[Figure content listings]
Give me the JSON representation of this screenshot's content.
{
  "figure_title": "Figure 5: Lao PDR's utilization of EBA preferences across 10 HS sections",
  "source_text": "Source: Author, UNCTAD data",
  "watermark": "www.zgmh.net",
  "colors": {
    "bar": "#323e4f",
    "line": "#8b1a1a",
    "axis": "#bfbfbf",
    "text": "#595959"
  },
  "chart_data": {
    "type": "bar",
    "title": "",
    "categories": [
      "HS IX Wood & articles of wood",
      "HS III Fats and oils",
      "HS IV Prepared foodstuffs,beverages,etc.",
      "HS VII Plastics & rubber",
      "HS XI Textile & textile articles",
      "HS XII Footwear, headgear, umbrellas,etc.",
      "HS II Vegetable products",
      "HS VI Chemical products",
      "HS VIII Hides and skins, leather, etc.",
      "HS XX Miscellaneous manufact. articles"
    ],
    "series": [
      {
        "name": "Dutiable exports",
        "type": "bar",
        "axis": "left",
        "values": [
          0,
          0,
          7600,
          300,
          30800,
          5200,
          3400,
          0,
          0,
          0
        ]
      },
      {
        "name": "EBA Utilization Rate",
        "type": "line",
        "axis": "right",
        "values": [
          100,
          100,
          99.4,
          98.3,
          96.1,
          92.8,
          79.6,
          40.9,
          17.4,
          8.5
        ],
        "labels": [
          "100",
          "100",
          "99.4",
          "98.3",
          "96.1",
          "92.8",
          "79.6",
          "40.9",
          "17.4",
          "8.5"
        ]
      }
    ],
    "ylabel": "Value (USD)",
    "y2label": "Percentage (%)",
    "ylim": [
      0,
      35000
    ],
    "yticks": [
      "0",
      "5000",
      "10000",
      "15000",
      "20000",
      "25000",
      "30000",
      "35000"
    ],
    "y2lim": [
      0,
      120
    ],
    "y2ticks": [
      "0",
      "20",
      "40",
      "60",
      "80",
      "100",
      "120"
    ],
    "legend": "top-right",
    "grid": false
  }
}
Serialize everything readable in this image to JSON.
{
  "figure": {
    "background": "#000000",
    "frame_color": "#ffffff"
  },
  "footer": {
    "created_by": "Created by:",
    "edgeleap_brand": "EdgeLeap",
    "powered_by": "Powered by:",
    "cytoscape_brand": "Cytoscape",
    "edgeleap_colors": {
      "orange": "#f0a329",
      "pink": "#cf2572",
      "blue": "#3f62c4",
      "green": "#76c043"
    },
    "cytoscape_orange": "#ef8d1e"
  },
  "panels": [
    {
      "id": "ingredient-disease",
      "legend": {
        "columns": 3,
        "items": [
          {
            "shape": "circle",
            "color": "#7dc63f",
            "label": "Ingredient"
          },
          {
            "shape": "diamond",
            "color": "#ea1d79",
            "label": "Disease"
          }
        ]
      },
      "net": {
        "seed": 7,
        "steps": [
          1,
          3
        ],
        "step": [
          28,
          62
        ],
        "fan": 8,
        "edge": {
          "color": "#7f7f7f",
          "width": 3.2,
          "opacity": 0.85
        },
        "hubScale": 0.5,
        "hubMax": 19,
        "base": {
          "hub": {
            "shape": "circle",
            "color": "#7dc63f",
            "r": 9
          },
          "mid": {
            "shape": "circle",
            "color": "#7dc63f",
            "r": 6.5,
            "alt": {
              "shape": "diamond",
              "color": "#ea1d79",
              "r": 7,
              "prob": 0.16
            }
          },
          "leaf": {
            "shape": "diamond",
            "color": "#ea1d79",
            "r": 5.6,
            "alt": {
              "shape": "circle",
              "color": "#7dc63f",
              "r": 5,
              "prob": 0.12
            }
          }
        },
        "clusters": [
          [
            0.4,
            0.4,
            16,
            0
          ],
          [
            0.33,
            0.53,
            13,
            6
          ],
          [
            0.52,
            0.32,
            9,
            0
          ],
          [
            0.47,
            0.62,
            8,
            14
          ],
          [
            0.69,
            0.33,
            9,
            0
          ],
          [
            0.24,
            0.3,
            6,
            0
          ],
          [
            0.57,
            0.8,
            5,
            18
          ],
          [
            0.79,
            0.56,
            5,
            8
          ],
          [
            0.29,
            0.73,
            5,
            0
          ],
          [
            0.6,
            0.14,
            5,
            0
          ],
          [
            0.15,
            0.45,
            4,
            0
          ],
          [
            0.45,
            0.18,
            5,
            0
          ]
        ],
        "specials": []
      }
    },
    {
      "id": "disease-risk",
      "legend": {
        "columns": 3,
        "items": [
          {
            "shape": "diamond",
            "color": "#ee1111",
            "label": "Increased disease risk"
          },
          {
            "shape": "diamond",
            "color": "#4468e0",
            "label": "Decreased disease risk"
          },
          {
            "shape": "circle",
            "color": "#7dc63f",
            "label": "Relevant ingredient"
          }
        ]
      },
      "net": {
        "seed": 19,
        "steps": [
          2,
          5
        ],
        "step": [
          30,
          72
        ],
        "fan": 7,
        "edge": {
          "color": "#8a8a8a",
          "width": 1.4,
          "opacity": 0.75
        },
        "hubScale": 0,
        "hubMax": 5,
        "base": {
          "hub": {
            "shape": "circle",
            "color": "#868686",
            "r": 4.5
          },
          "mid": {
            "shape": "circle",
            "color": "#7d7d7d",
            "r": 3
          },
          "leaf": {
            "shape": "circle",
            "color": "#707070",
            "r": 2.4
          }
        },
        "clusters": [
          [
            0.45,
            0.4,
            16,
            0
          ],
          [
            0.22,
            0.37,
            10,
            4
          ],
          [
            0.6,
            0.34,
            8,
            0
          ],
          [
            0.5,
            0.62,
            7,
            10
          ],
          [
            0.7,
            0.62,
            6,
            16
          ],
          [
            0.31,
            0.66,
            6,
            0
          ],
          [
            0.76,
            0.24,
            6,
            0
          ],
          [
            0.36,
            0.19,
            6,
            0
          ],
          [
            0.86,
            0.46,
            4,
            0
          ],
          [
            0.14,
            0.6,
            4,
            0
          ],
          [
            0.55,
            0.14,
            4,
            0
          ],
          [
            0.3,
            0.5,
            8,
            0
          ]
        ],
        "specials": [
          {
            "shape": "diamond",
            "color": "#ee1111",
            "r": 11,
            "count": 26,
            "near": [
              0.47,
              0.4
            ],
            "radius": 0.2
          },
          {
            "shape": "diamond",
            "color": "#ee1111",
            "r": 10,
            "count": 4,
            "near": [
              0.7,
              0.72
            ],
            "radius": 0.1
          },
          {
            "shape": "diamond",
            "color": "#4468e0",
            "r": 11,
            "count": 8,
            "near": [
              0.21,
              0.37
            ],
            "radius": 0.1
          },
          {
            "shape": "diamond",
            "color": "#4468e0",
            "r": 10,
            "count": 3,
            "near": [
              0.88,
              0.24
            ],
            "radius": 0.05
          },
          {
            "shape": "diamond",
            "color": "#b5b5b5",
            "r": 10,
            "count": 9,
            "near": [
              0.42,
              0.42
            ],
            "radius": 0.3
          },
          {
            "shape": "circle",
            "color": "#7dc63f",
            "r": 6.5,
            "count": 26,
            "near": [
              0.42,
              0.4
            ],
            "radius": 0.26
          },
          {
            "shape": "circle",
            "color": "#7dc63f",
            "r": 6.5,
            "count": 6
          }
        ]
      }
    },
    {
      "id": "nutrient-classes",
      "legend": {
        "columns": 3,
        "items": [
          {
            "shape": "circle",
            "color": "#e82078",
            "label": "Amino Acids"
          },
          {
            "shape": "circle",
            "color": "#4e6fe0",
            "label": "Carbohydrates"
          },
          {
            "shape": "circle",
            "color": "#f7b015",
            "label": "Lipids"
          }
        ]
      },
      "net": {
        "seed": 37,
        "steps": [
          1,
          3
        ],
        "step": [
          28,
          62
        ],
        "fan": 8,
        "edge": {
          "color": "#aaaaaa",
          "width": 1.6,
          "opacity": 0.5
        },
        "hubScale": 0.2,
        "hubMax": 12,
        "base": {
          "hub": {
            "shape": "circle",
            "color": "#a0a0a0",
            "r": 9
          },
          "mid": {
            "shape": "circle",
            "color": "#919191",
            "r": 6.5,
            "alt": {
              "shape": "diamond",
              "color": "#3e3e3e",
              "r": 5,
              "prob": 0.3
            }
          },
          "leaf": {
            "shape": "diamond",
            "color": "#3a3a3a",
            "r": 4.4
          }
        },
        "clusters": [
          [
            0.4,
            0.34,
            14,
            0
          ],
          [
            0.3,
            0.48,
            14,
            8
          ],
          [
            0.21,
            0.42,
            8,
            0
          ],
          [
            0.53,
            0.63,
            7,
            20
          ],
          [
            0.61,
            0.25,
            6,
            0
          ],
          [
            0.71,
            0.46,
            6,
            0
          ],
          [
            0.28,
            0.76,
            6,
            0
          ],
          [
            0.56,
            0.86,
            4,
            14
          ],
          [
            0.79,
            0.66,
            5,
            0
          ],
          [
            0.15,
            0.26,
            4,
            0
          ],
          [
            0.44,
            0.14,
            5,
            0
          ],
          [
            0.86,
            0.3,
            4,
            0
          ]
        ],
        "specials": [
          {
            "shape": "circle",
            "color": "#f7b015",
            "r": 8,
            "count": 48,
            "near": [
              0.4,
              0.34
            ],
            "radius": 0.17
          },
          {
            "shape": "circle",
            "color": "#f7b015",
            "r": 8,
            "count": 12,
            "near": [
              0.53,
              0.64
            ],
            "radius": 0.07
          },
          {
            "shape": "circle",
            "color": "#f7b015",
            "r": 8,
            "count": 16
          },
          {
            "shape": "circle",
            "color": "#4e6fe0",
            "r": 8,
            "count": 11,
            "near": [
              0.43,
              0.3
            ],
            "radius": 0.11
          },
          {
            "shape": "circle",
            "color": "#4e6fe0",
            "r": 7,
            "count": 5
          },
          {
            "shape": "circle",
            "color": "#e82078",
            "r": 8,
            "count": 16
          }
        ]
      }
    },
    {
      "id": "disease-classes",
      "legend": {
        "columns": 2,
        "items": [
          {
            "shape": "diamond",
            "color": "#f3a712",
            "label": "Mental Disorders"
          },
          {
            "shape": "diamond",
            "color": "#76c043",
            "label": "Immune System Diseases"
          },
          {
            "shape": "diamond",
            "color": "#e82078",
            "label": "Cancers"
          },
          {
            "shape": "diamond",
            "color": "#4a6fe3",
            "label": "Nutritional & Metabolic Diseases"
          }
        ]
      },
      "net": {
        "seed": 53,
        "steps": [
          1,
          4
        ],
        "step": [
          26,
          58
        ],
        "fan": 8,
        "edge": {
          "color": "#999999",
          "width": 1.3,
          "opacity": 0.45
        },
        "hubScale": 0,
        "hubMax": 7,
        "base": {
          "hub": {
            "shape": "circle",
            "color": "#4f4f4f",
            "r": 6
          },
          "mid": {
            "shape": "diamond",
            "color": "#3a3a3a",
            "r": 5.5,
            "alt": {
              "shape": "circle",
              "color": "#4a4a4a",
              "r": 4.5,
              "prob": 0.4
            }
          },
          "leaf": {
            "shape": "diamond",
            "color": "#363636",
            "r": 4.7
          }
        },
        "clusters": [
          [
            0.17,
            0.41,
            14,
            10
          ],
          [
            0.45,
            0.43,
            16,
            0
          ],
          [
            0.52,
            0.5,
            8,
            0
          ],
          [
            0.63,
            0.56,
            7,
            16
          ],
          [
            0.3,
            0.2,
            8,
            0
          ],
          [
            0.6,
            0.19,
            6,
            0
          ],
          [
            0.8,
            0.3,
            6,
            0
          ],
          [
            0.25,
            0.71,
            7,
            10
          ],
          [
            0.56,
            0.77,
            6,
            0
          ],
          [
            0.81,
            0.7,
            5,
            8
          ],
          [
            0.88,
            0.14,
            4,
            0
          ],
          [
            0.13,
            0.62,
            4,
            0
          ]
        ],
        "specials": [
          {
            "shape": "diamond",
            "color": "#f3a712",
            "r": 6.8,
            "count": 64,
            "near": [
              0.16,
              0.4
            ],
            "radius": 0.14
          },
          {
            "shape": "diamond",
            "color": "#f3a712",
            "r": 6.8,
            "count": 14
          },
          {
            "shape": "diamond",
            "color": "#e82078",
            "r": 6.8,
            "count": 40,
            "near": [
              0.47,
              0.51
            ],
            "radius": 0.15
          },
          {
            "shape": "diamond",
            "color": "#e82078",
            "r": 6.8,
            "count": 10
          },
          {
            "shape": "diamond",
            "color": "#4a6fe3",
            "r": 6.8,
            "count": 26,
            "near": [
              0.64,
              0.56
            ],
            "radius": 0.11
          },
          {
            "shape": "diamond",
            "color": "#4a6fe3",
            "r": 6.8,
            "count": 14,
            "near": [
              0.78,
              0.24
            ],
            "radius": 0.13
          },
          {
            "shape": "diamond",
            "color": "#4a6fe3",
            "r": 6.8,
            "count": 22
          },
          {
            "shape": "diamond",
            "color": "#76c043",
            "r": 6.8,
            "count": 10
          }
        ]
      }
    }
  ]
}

◆ EXERCISE DIRECTIONS ◆
From the entries above, copy every line that holds the word "JSON".

◆ RESPONSE ◆
Give me the JSON representation of this screenshot's content.
Serialize everything readable in this image to JSON.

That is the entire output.